> **Records**
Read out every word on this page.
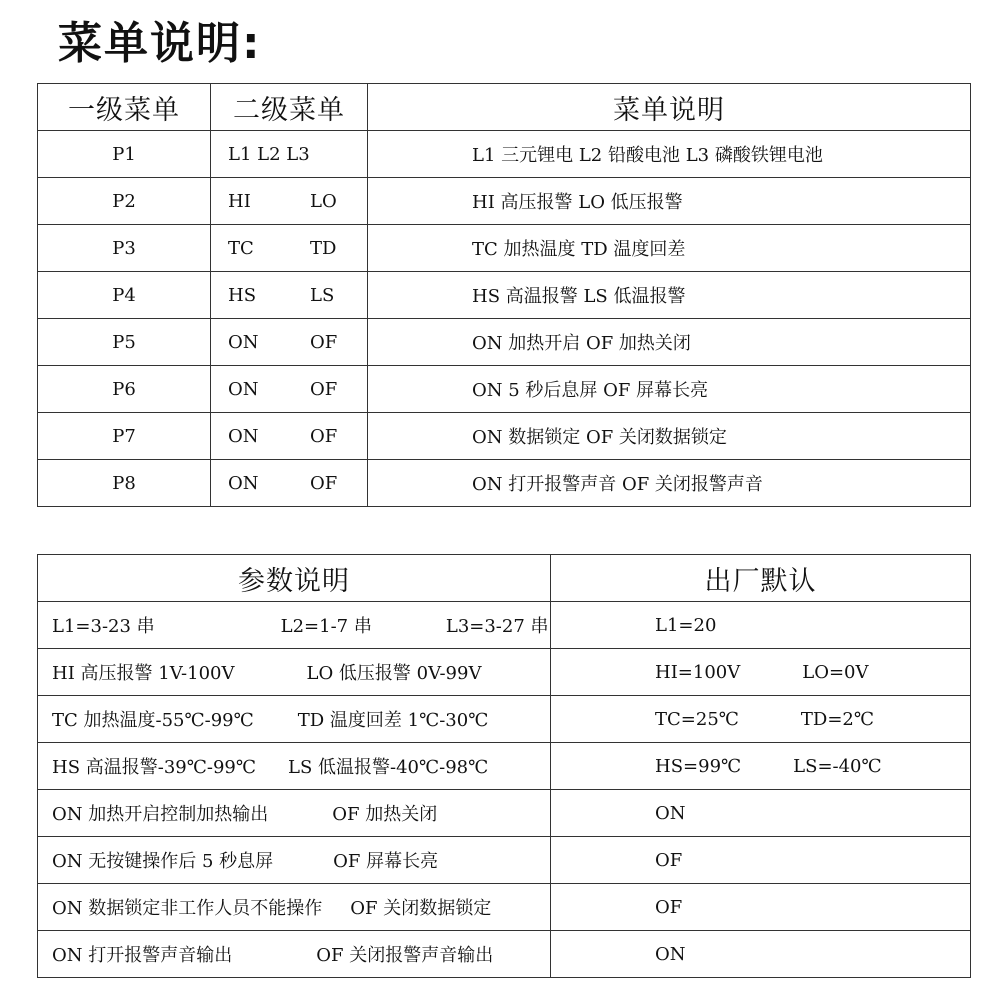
菜单说明:
一级菜单	二级菜单	菜单说明
P1	L1 L2 L3	L1 三元锂电 L2 铅酸电池 L3 磷酸铁锂电池
P2	HI LO	HI 高压报警 LO 低压报警
P3	TC TD	TC 加热温度 TD 温度回差
P4	HS LS	HS 高温报警 LS 低温报警
P5	ON OF	ON 加热开启 OF 加热关闭
P6	ON OF	ON 5 秒后息屏 OF 屏幕长亮
P7	ON OF	ON 数据锁定 OF 关闭数据锁定
P8	ON OF	ON 打开报警声音 OF 关闭报警声音
参数说明	出厂默认
L1=3-23 串 L2=1-7 串 L3=3-27 串	L1=20
HI 高压报警 1V-100V LO 低压报警 0V-99V	HI=100V LO=0V
TC 加热温度-55℃-99℃ TD 温度回差 1℃-30℃	TC=25℃ TD=2℃
HS 高温报警-39℃-99℃ LS 低温报警-40℃-98℃	HS=99℃ LS=-40℃
ON 加热开启控制加热输出 OF 加热关闭	ON
ON 无按键操作后 5 秒息屏 OF 屏幕长亮	OF
ON 数据锁定非工作人员不能操作 OF 关闭数据锁定	OF
ON 打开报警声音输出 OF 关闭报警声音输出	ON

> **What is required**
Transcribe each entry precisely as given, leaving the pictures out.

> **Result**
Read out every word on this page.
菜单说明:
一级菜单	二级菜单	菜单说明
P1	L1 L2 L3	L1 三元锂电 L2 铅酸电池 L3 磷酸铁锂电池
P2	HI LO	HI 高压报警 LO 低压报警
P3	TC TD	TC 加热温度 TD 温度回差
P4	HS LS	HS 高温报警 LS 低温报警
P5	ON OF	ON 加热开启 OF 加热关闭
P6	ON OF	ON 5 秒后息屏 OF 屏幕长亮
P7	ON OF	ON 数据锁定 OF 关闭数据锁定
P8	ON OF	ON 打开报警声音 OF 关闭报警声音
参数说明	出厂默认
L1=3-23 串 L2=1-7 串 L3=3-27 串	L1=20
HI 高压报警 1V-100V LO 低压报警 0V-99V	HI=100V LO=0V
TC 加热温度-55℃-99℃ TD 温度回差 1℃-30℃	TC=25℃ TD=2℃
HS 高温报警-39℃-99℃ LS 低温报警-40℃-98℃	HS=99℃ LS=-40℃
ON 加热开启控制加热输出 OF 加热关闭	ON
ON 无按键操作后 5 秒息屏 OF 屏幕长亮	OF
ON 数据锁定非工作人员不能操作 OF 关闭数据锁定	OF
ON 打开报警声音输出 OF 关闭报警声音输出	ON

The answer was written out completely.